◆ **Input records**:

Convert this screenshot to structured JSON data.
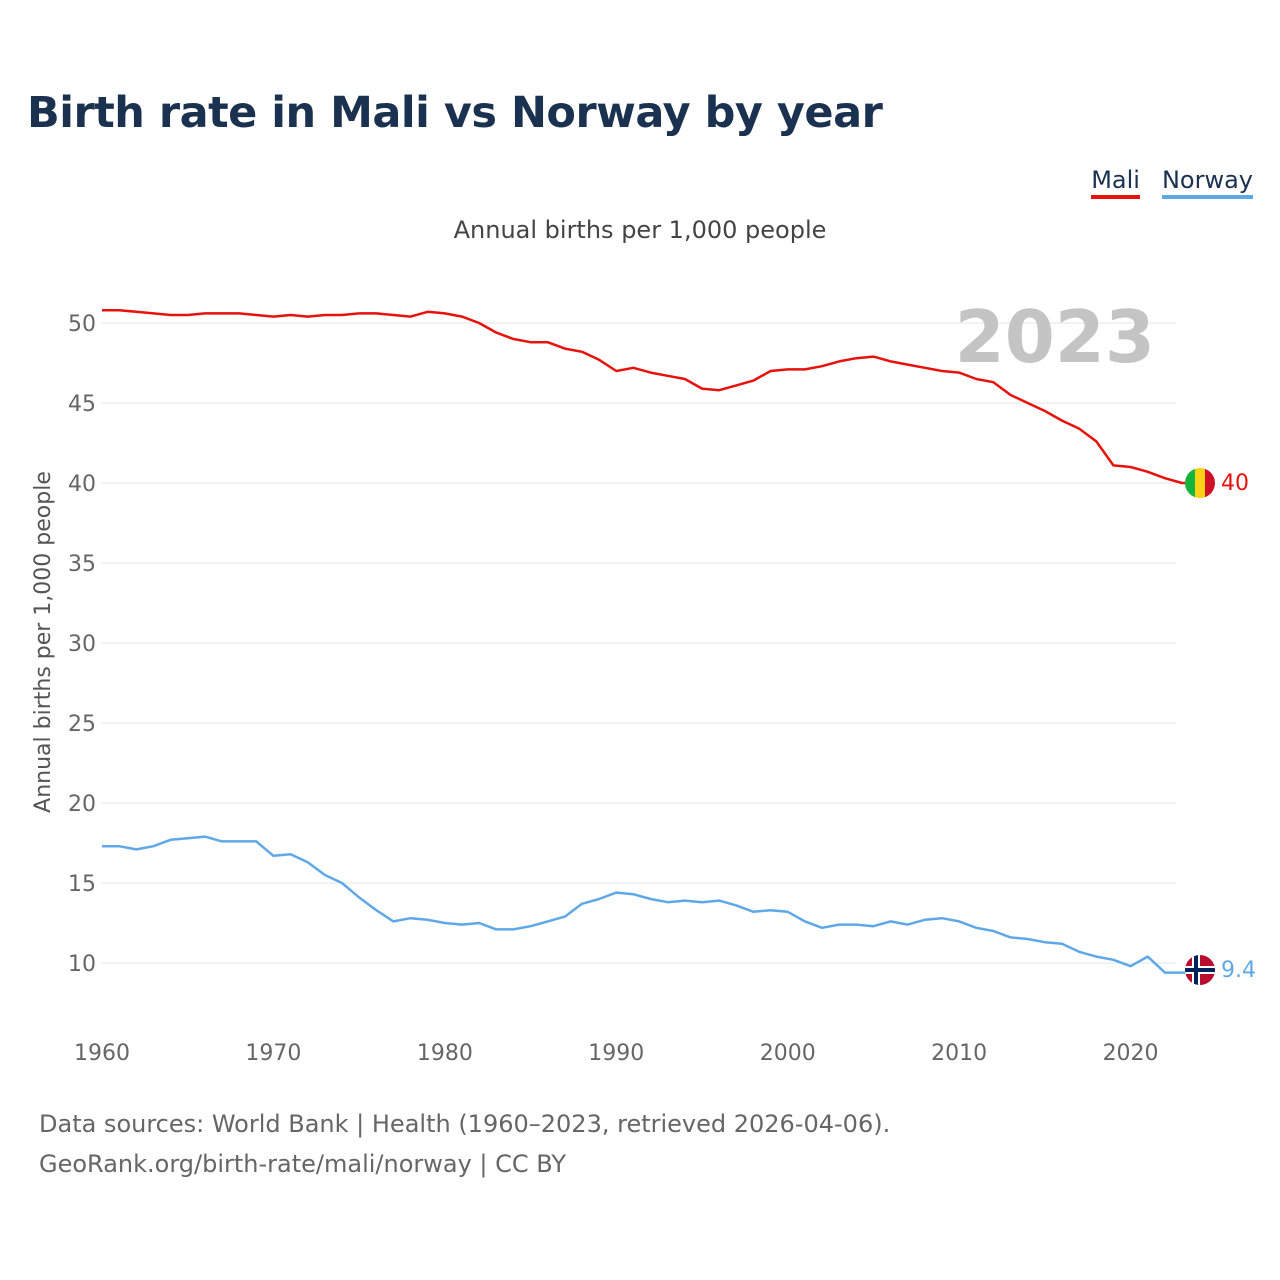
{
  "title": "Birth rate in Mali vs Norway by year",
  "legend": {
    "items": [
      {
        "label": "Mali",
        "color": "#e8120c"
      },
      {
        "label": "Norway",
        "color": "#5fa8e8"
      }
    ]
  },
  "subtitle": "Annual births per 1,000 people",
  "year_watermark": "2023",
  "end_labels": {
    "mali": "40",
    "norway": "9.4"
  },
  "footer": {
    "line1": "Data sources: World Bank | Health (1960–2023, retrieved 2026-04-06).",
    "line2": "GeoRank.org/birth-rate/mali/norway | CC BY"
  },
  "chart_data": {
    "type": "line",
    "title": "Birth rate in Mali vs Norway by year",
    "xlabel": "",
    "ylabel": "Annual births per 1,000 people",
    "xlim": [
      1960,
      2023
    ],
    "ylim": [
      7,
      52
    ],
    "x_ticks": [
      1960,
      1970,
      1980,
      1990,
      2000,
      2010,
      2020
    ],
    "y_ticks": [
      10,
      15,
      20,
      25,
      30,
      35,
      40,
      45,
      50
    ],
    "grid": true,
    "legend_position": "top-right",
    "x": [
      1960,
      1961,
      1962,
      1963,
      1964,
      1965,
      1966,
      1967,
      1968,
      1969,
      1970,
      1971,
      1972,
      1973,
      1974,
      1975,
      1976,
      1977,
      1978,
      1979,
      1980,
      1981,
      1982,
      1983,
      1984,
      1985,
      1986,
      1987,
      1988,
      1989,
      1990,
      1991,
      1992,
      1993,
      1994,
      1995,
      1996,
      1997,
      1998,
      1999,
      2000,
      2001,
      2002,
      2003,
      2004,
      2005,
      2006,
      2007,
      2008,
      2009,
      2010,
      2011,
      2012,
      2013,
      2014,
      2015,
      2016,
      2017,
      2018,
      2019,
      2020,
      2021,
      2022,
      2023
    ],
    "series": [
      {
        "name": "Mali",
        "color": "#e8120c",
        "values": [
          50.8,
          50.8,
          50.7,
          50.6,
          50.5,
          50.5,
          50.6,
          50.6,
          50.6,
          50.5,
          50.4,
          50.5,
          50.4,
          50.5,
          50.5,
          50.6,
          50.6,
          50.5,
          50.4,
          50.7,
          50.6,
          50.4,
          50.0,
          49.4,
          49.0,
          48.8,
          48.8,
          48.4,
          48.2,
          47.7,
          47.0,
          47.2,
          46.9,
          46.7,
          46.5,
          45.9,
          45.8,
          46.1,
          46.4,
          47.0,
          47.1,
          47.1,
          47.3,
          47.6,
          47.8,
          47.9,
          47.6,
          47.4,
          47.2,
          47.0,
          46.9,
          46.5,
          46.3,
          45.5,
          45.0,
          44.5,
          43.9,
          43.4,
          42.6,
          41.1,
          41.0,
          40.7,
          40.3,
          40.0
        ]
      },
      {
        "name": "Norway",
        "color": "#5fa8e8",
        "values": [
          17.3,
          17.3,
          17.1,
          17.3,
          17.7,
          17.8,
          17.9,
          17.6,
          17.6,
          17.6,
          16.7,
          16.8,
          16.3,
          15.5,
          15.0,
          14.1,
          13.3,
          12.6,
          12.8,
          12.7,
          12.5,
          12.4,
          12.5,
          12.1,
          12.1,
          12.3,
          12.6,
          12.9,
          13.7,
          14.0,
          14.4,
          14.3,
          14.0,
          13.8,
          13.9,
          13.8,
          13.9,
          13.6,
          13.2,
          13.3,
          13.2,
          12.6,
          12.2,
          12.4,
          12.4,
          12.3,
          12.6,
          12.4,
          12.7,
          12.8,
          12.6,
          12.2,
          12.0,
          11.6,
          11.5,
          11.3,
          11.2,
          10.7,
          10.4,
          10.2,
          9.8,
          10.4,
          9.4,
          9.4
        ]
      }
    ]
  }
}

◆ **Exercise task**:
Leave out the pictures and transcribe everything else exactly.

◆ **Written response**:
Convert this screenshot to structured JSON data.
{
  "title": "Birth rate in Mali vs Norway by year",
  "legend": {
    "items": [
      {
        "label": "Mali",
        "color": "#e8120c"
      },
      {
        "label": "Norway",
        "color": "#5fa8e8"
      }
    ]
  },
  "subtitle": "Annual births per 1,000 people",
  "year_watermark": "2023",
  "end_labels": {
    "mali": "40",
    "norway": "9.4"
  },
  "footer": {
    "line1": "Data sources: World Bank | Health (1960–2023, retrieved 2026-04-06).",
    "line2": "GeoRank.org/birth-rate/mali/norway | CC BY"
  },
  "chart_data": {
    "type": "line",
    "title": "Birth rate in Mali vs Norway by year",
    "xlabel": "",
    "ylabel": "Annual births per 1,000 people",
    "xlim": [
      1960,
      2023
    ],
    "ylim": [
      7,
      52
    ],
    "x_ticks": [
      1960,
      1970,
      1980,
      1990,
      2000,
      2010,
      2020
    ],
    "y_ticks": [
      10,
      15,
      20,
      25,
      30,
      35,
      40,
      45,
      50
    ],
    "grid": true,
    "legend_position": "top-right",
    "x": [
      1960,
      1961,
      1962,
      1963,
      1964,
      1965,
      1966,
      1967,
      1968,
      1969,
      1970,
      1971,
      1972,
      1973,
      1974,
      1975,
      1976,
      1977,
      1978,
      1979,
      1980,
      1981,
      1982,
      1983,
      1984,
      1985,
      1986,
      1987,
      1988,
      1989,
      1990,
      1991,
      1992,
      1993,
      1994,
      1995,
      1996,
      1997,
      1998,
      1999,
      2000,
      2001,
      2002,
      2003,
      2004,
      2005,
      2006,
      2007,
      2008,
      2009,
      2010,
      2011,
      2012,
      2013,
      2014,
      2015,
      2016,
      2017,
      2018,
      2019,
      2020,
      2021,
      2022,
      2023
    ],
    "series": [
      {
        "name": "Mali",
        "color": "#e8120c",
        "values": [
          50.8,
          50.8,
          50.7,
          50.6,
          50.5,
          50.5,
          50.6,
          50.6,
          50.6,
          50.5,
          50.4,
          50.5,
          50.4,
          50.5,
          50.5,
          50.6,
          50.6,
          50.5,
          50.4,
          50.7,
          50.6,
          50.4,
          50.0,
          49.4,
          49.0,
          48.8,
          48.8,
          48.4,
          48.2,
          47.7,
          47.0,
          47.2,
          46.9,
          46.7,
          46.5,
          45.9,
          45.8,
          46.1,
          46.4,
          47.0,
          47.1,
          47.1,
          47.3,
          47.6,
          47.8,
          47.9,
          47.6,
          47.4,
          47.2,
          47.0,
          46.9,
          46.5,
          46.3,
          45.5,
          45.0,
          44.5,
          43.9,
          43.4,
          42.6,
          41.1,
          41.0,
          40.7,
          40.3,
          40.0
        ]
      },
      {
        "name": "Norway",
        "color": "#5fa8e8",
        "values": [
          17.3,
          17.3,
          17.1,
          17.3,
          17.7,
          17.8,
          17.9,
          17.6,
          17.6,
          17.6,
          16.7,
          16.8,
          16.3,
          15.5,
          15.0,
          14.1,
          13.3,
          12.6,
          12.8,
          12.7,
          12.5,
          12.4,
          12.5,
          12.1,
          12.1,
          12.3,
          12.6,
          12.9,
          13.7,
          14.0,
          14.4,
          14.3,
          14.0,
          13.8,
          13.9,
          13.8,
          13.9,
          13.6,
          13.2,
          13.3,
          13.2,
          12.6,
          12.2,
          12.4,
          12.4,
          12.3,
          12.6,
          12.4,
          12.7,
          12.8,
          12.6,
          12.2,
          12.0,
          11.6,
          11.5,
          11.3,
          11.2,
          10.7,
          10.4,
          10.2,
          9.8,
          10.4,
          9.4,
          9.4
        ]
      }
    ]
  }
}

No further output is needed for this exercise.